--- Start ---

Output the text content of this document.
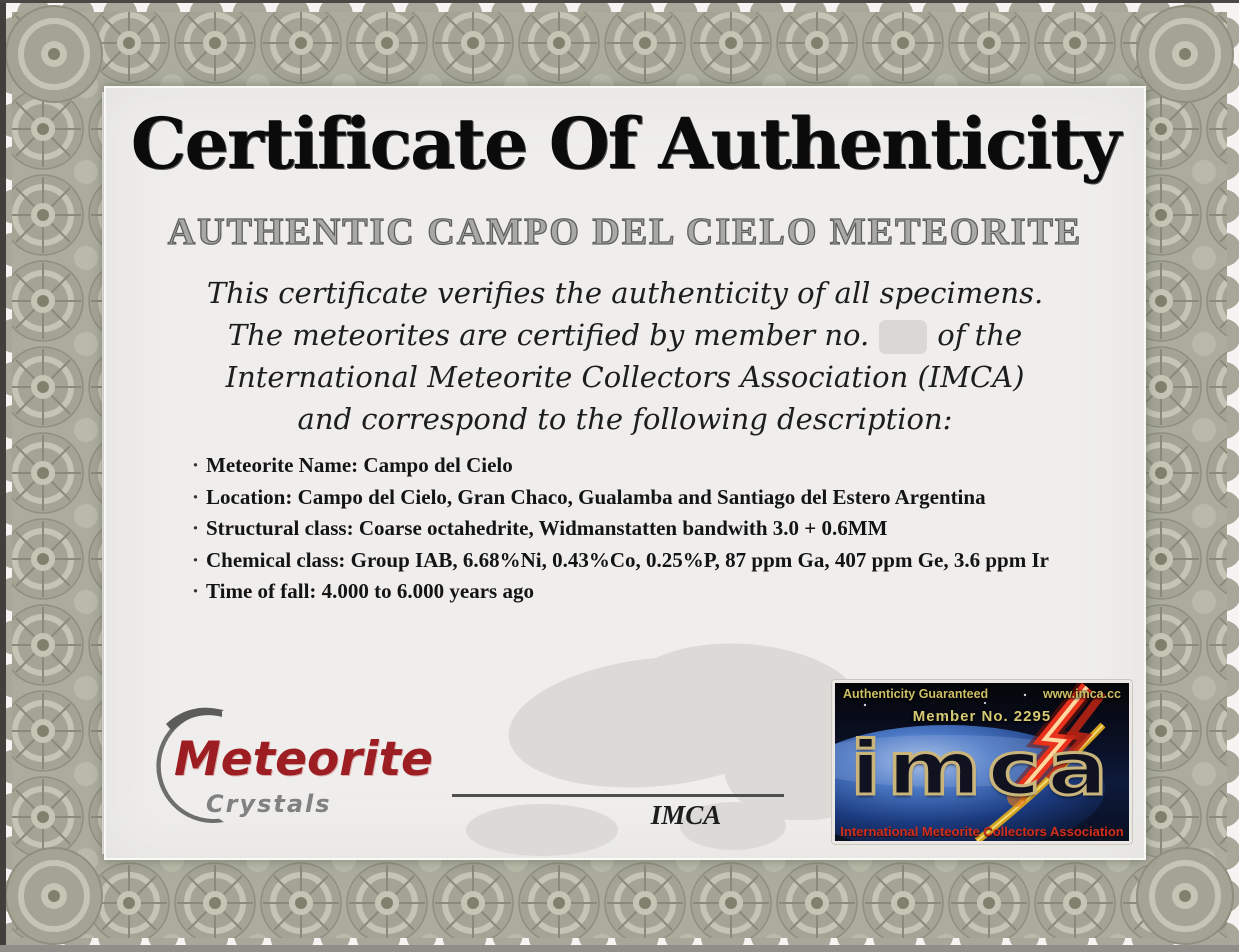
Certificate Of Authenticity
AUTHENTIC CAMPO DEL CIELO METEORITE
This certificate verifies the authenticity of all specimens.
The meteorites are certified by member no. of the
International Meteorite Collectors Association (IMCA)
and correspond to the following description:
· Meteorite Name: Campo del Cielo
· Location: Campo del Cielo, Gran Chaco, Gualamba and Santiago del Estero Argentina
· Structural class: Coarse octahedrite, Widmanstatten bandwith 3.0 + 0.6MM
· Chemical class: Group IAB, 6.68%Ni, 0.43%Co, 0.25%P, 87 ppm Ga, 407 ppm Ge, 3.6 ppm Ir
· Time of fall: 4.000 to 6.000 years ago
Meteorite
Crystals	IMCA
Authenticity Guaranteed	www.imca.cc
Member No. 2295
imca
International Meteorite Collectors Association
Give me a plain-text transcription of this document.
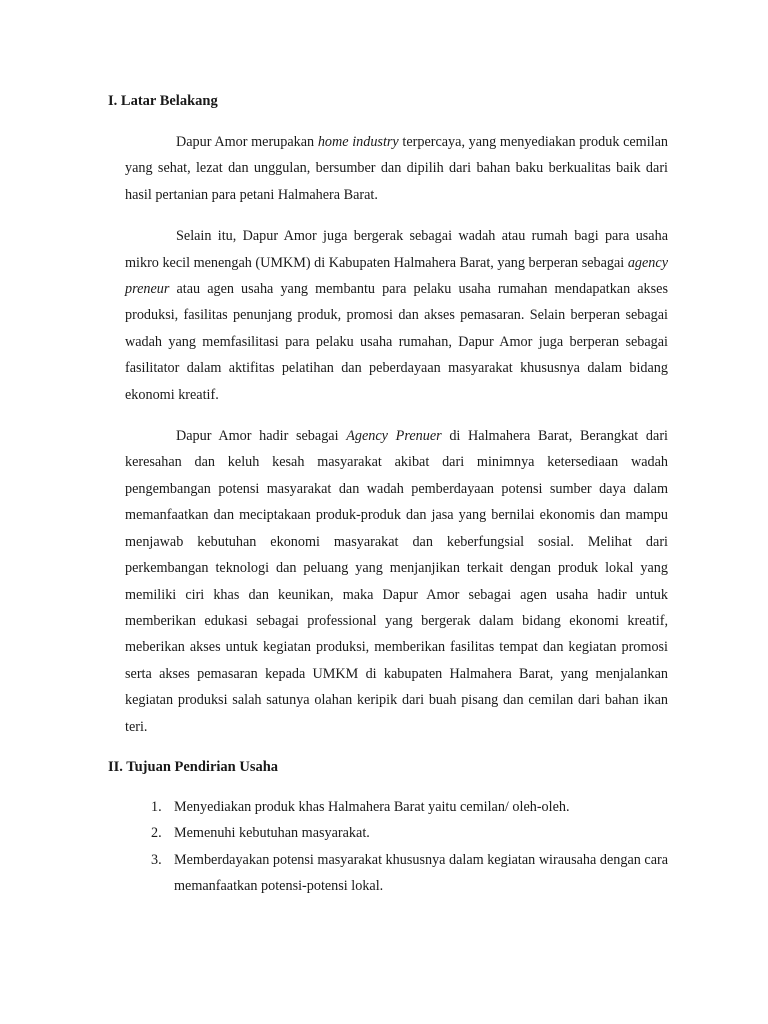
I. Latar Belakang

Dapur Amor merupakan home industry terpercaya, yang menyediakan produk cemilan yang sehat, lezat dan unggulan, bersumber dan dipilih dari bahan baku berkualitas baik dari hasil pertanian para petani Halmahera Barat.

Selain itu, Dapur Amor juga bergerak sebagai wadah atau rumah bagi para usaha mikro kecil menengah (UMKM) di Kabupaten Halmahera Barat, yang berperan sebagai agency preneur atau agen usaha yang membantu para pelaku usaha rumahan mendapatkan akses produksi, fasilitas penunjang produk, promosi dan akses pemasaran. Selain berperan sebagai wadah yang memfasilitasi para pelaku usaha rumahan, Dapur Amor juga berperan sebagai fasilitator dalam aktifitas pelatihan dan peberdayaan masyarakat khususnya dalam bidang ekonomi kreatif.

Dapur Amor hadir sebagai Agency Prenuer di Halmahera Barat, Berangkat dari keresahan dan keluh kesah masyarakat akibat dari minimnya ketersediaan wadah pengembangan potensi masyarakat dan wadah pemberdayaan potensi sumber daya dalam memanfaatkan dan meciptakaan produk-produk dan jasa yang bernilai ekonomis dan mampu menjawab kebutuhan ekonomi masyarakat dan keberfungsial sosial. Melihat dari perkembangan teknologi dan peluang yang menjanjikan terkait dengan produk lokal yang memiliki ciri khas dan keunikan, maka Dapur Amor sebagai agen usaha hadir untuk memberikan edukasi sebagai professional yang bergerak dalam bidang ekonomi kreatif, meberikan akses untuk kegiatan produksi, memberikan fasilitas tempat dan kegiatan promosi serta akses pemasaran kepada UMKM di kabupaten Halmahera Barat, yang menjalankan kegiatan produksi salah satunya olahan keripik dari buah pisang dan cemilan dari bahan ikan teri.

II. Tujuan Pendirian Usaha
1. Menyediakan produk khas Halmahera Barat yaitu cemilan/ oleh-oleh.
2. Memenuhi kebutuhan masyarakat.
3. Memberdayakan potensi masyarakat khususnya dalam kegiatan wirausaha dengan cara memanfaatkan potensi-potensi lokal.
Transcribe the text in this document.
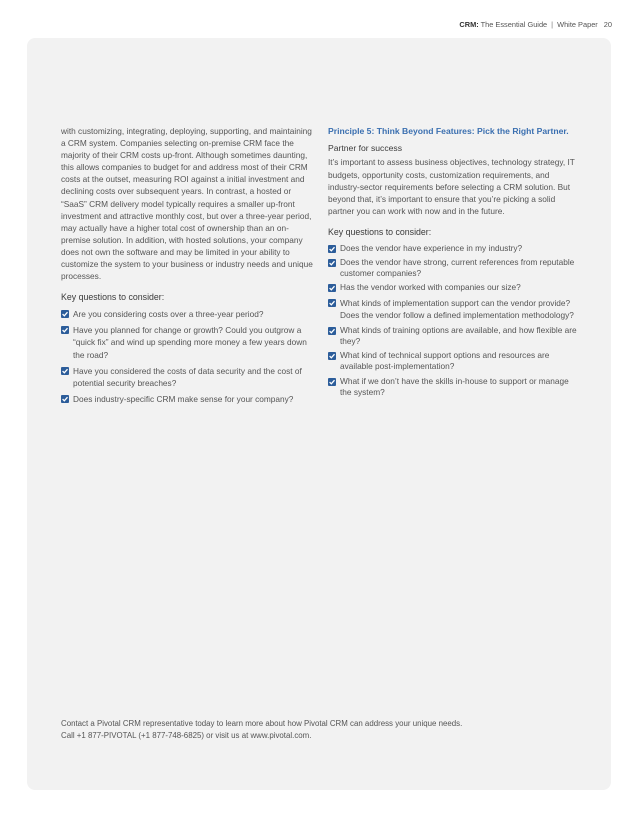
CRM: The Essential Guide | White Paper 20

with customizing, integrating, deploying, supporting, and maintaining a CRM system. Companies selecting on-premise CRM face the majority of their CRM costs up-front. Although sometimes daunting, this allows companies to budget for and address most of their CRM costs at the outset, measuring ROI against a initial investment and declining costs over subsequent years. In contrast, a hosted or “SaaS” CRM delivery model typically requires a smaller up-front investment and attractive monthly cost, but over a three-year period, may actually have a higher total cost of ownership than an on-premise solution. In addition, with hosted solutions, your company does not own the software and may be limited in your ability to customize the system to your business or industry needs and unique processes.

Key questions to consider:
Are you considering costs over a three-year period?
Have you planned for change or growth? Could you outgrow a “quick fix” and wind up spending more money a few years down the road?
Have you considered the costs of data security and the cost of potential security breaches?
Does industry-specific CRM make sense for your company?
Principle 5: Think Beyond Features: Pick the Right Partner.
Partner for success

It’s important to assess business objectives, technology strategy, IT budgets, opportunity costs, customization requirements, and industry-sector requirements before selecting a CRM solution. But beyond that, it’s important to ensure that you’re picking a solid partner you can work with now and in the future.

Key questions to consider:
Does the vendor have experience in my industry?
Does the vendor have strong, current references from reputable customer companies?
Has the vendor worked with companies our size?
What kinds of implementation support can the vendor provide? Does the vendor follow a defined implementation methodology?
What kinds of training options are available, and how flexible are they?
What kind of technical support options and resources are available post-implementation?
What if we don’t have the skills in-house to support or manage the system?
Contact a Pivotal CRM representative today to learn more about how Pivotal CRM can address your unique needs.
Call +1 877-PIVOTAL (+1 877-748-6825) or visit us at www.pivotal.com.
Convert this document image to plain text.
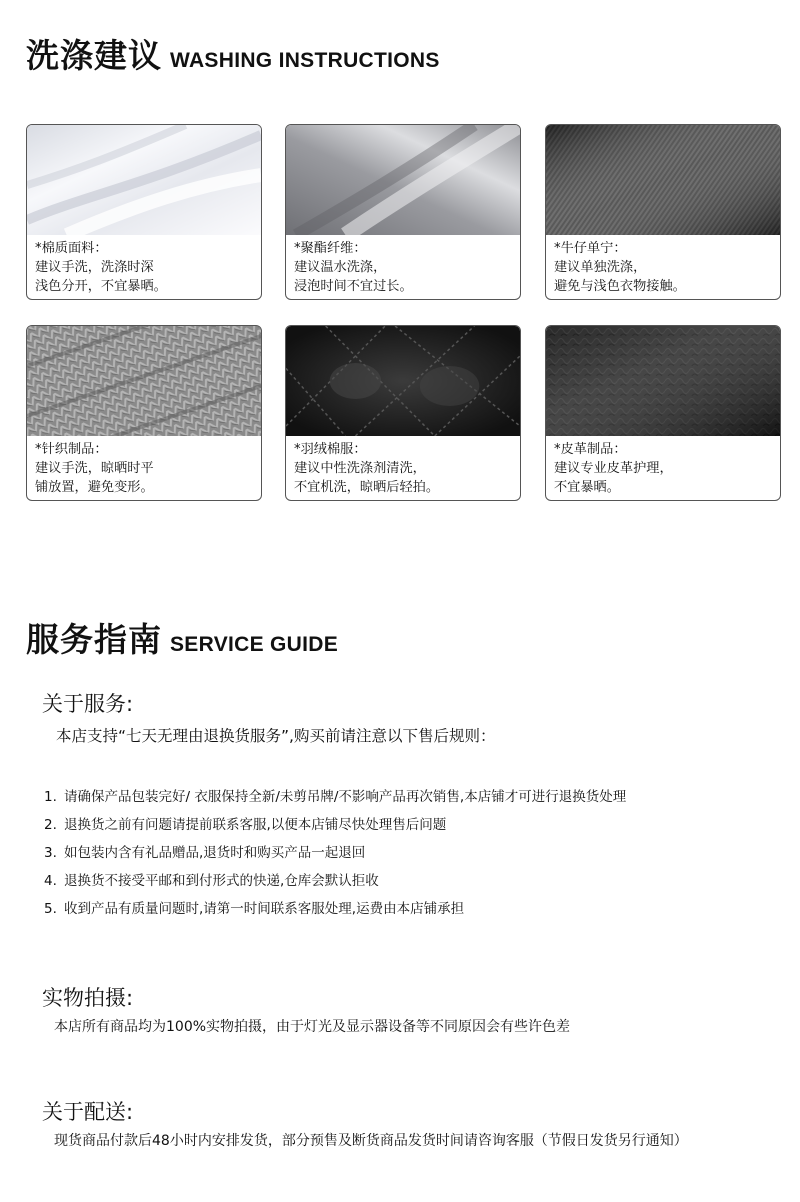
洗涤建议 WASHING INSTRUCTIONS
*棉质面料：
建议手洗，洗涤时深
浅色分开，不宜暴晒。
*聚酯纤维：
建议温水洗涤，
浸泡时间不宜过长。
*牛仔单宁：
建议单独洗涤，
避免与浅色衣物接触。
*针织制品：
建议手洗，晾晒时平
铺放置，避免变形。
*羽绒棉服：
建议中性洗涤剂清洗，
不宜机洗，晾晒后轻拍。
*皮革制品：
建议专业皮革护理，
不宜暴晒。
服务指南 SERVICE GUIDE
关于服务:
本店支持“七天无理由退换货服务”,购买前请注意以下售后规则：
1. 请确保产品包装完好/ 衣服保持全新/未剪吊牌/不影响产品再次销售,本店铺才可进行退换货处理
2. 退换货之前有问题请提前联系客服,以便本店铺尽快处理售后问题
3. 如包装内含有礼品赠品,退货时和购买产品一起退回
4. 退换货不接受平邮和到付形式的快递,仓库会默认拒收
5. 收到产品有质量问题时,请第一时间联系客服处理,运费由本店铺承担
实物拍摄:
本店所有商品均为100%实物拍摄，由于灯光及显示器设备等不同原因会有些许色差
关于配送:
现货商品付款后48小时内安排发货，部分预售及断货商品发货时间请咨询客服（节假日发货另行通知）
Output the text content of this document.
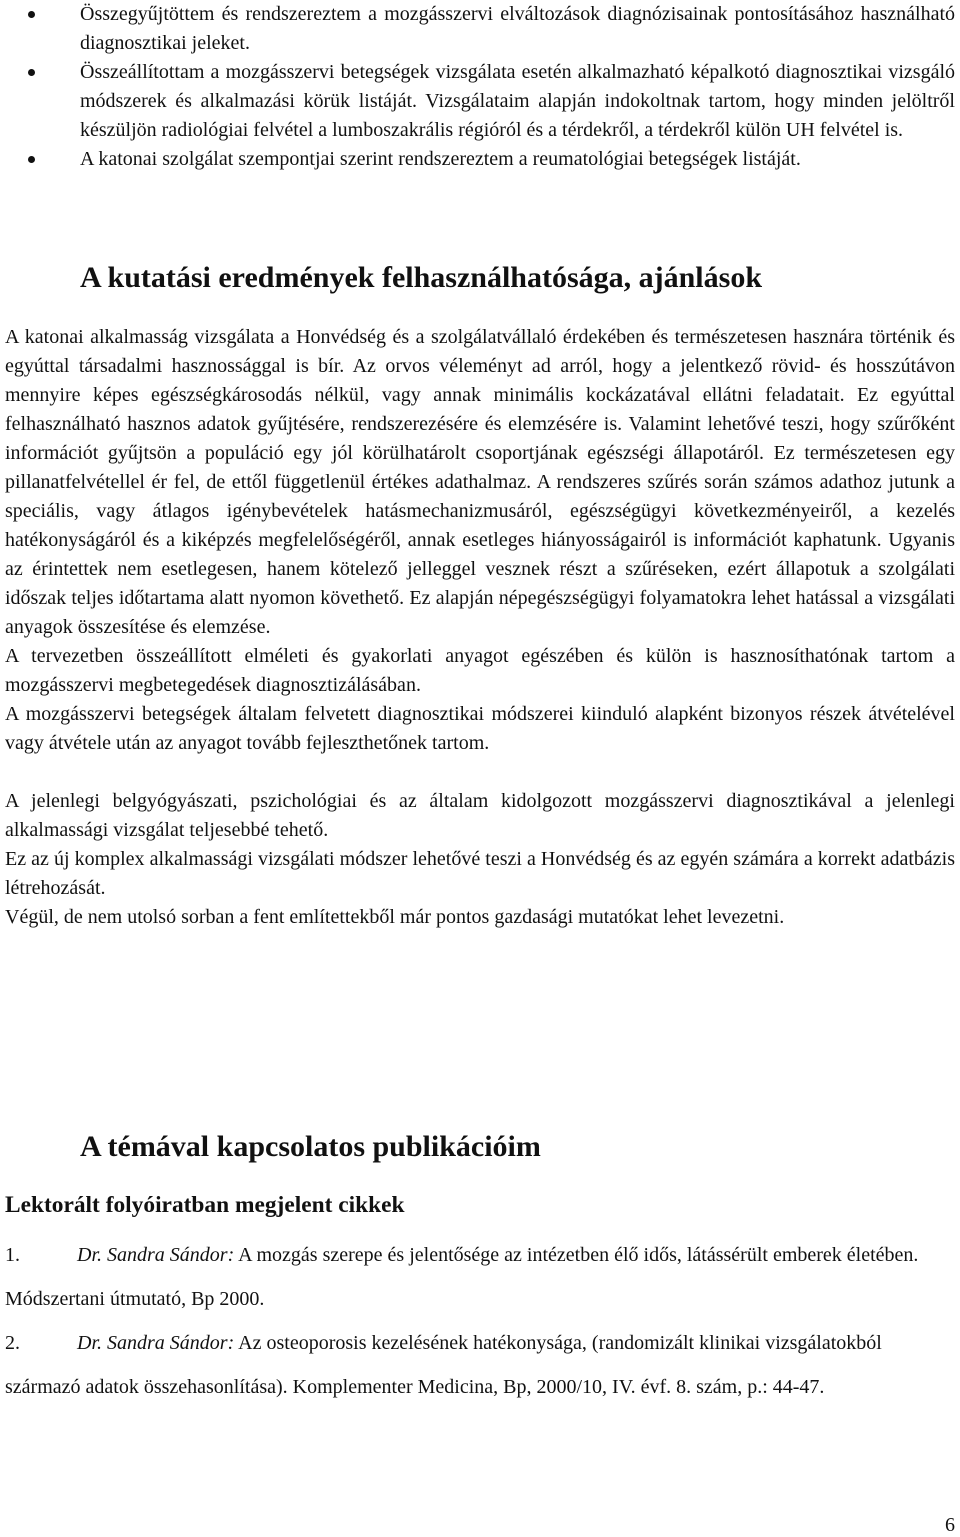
Összegyűjtöttem és rendszereztem a mozgásszervi elváltozások diagnózisainak pontosításához használható diagnosztikai jeleket.
Összeállítottam a mozgásszervi betegségek vizsgálata esetén alkalmazható képalkotó diagnosztikai vizsgáló módszerek és alkalmazási körük listáját. Vizsgálataim alapján indokoltnak tartom, hogy minden jelöltről készüljön radiológiai felvétel a lumboszakrális régióról és a térdekről, a térdekről külön UH felvétel is.
A katonai szolgálat szempontjai szerint rendszereztem a reumatológiai betegségek listáját.
A kutatási eredmények felhasználhatósága, ajánlások

A katonai alkalmasság vizsgálata a Honvédség és a szolgálatvállaló érdekében és természetesen hasznára történik és egyúttal társadalmi hasznossággal is bír. Az orvos véleményt ad arról, hogy a jelentkező rövid- és hosszútávon mennyire képes egészségkárosodás nélkül, vagy annak minimális kockázatával ellátni feladatait. Ez egyúttal felhasználható hasznos adatok gyűjtésére, rendszerezésére és elemzésére is. Valamint lehetővé teszi, hogy szűrőként információt gyűjtsön a populáció egy jól körülhatárolt csoportjának egészségi állapotáról. Ez természetesen egy pillanatfelvétellel ér fel, de ettől függetlenül értékes adathalmaz. A rendszeres szűrés során számos adathoz jutunk a speciális, vagy átlagos igénybevételek hatásmechanizmusáról, egészségügyi következményeiről, a kezelés hatékonyságáról és a kiképzés megfelelőségéről, annak esetleges hiányosságairól is információt kaphatunk. Ugyanis az érintettek nem esetlegesen, hanem kötelező jelleggel vesznek részt a szűréseken, ezért állapotuk a szolgálati időszak teljes időtartama alatt nyomon követhető. Ez alapján népegészségügyi folyamatokra lehet hatással a vizsgálati anyagok összesítése és elemzése.

A tervezetben összeállított elméleti és gyakorlati anyagot egészében és külön is hasznosíthatónak tartom a mozgásszervi megbetegedések diagnosztizálásában.

A mozgásszervi betegségek általam felvetett diagnosztikai módszerei kiinduló alapként bizonyos részek átvételével vagy átvétele után az anyagot tovább fejleszthetőnek tartom.

A jelenlegi belgyógyászati, pszichológiai és az általam kidolgozott mozgásszervi diagnosztikával a jelenlegi alkalmassági vizsgálat teljesebbé tehető.

Ez az új komplex alkalmassági vizsgálati módszer lehetővé teszi a Honvédség és az egyén számára a korrekt adatbázis létrehozását.

Végül, de nem utolsó sorban a fent említettekből már pontos gazdasági mutatókat lehet levezetni.

A témával kapcsolatos publikációim
Lektorált folyóiratban megjelent cikkek

1.	Dr. Sandra Sándor: A mozgás szerepe és jelentősége az intézetben élő idős, látássérült emberek életében. Módszertani útmutató, Bp 2000.

2.	Dr. Sandra Sándor: Az osteoporosis kezelésének hatékonysága, (randomizált klinikai vizsgálatokból származó adatok összehasonlítása). Komplementer Medicina, Bp, 2000/10, IV. évf. 8. szám, p.: 44-47.

6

--- End ---

• _YOUR INSTRUCTIONS_
Look over the listing above. Pick out and copy every line that includes "more".

• _EXPECTED ANSWER_
Have you planned for change or growth? Could you outgrow a “quick fix” and wind up spending more money a few years down the road?
Contact a Pivotal CRM representative today to learn more about how Pivotal CRM can address your unique needs.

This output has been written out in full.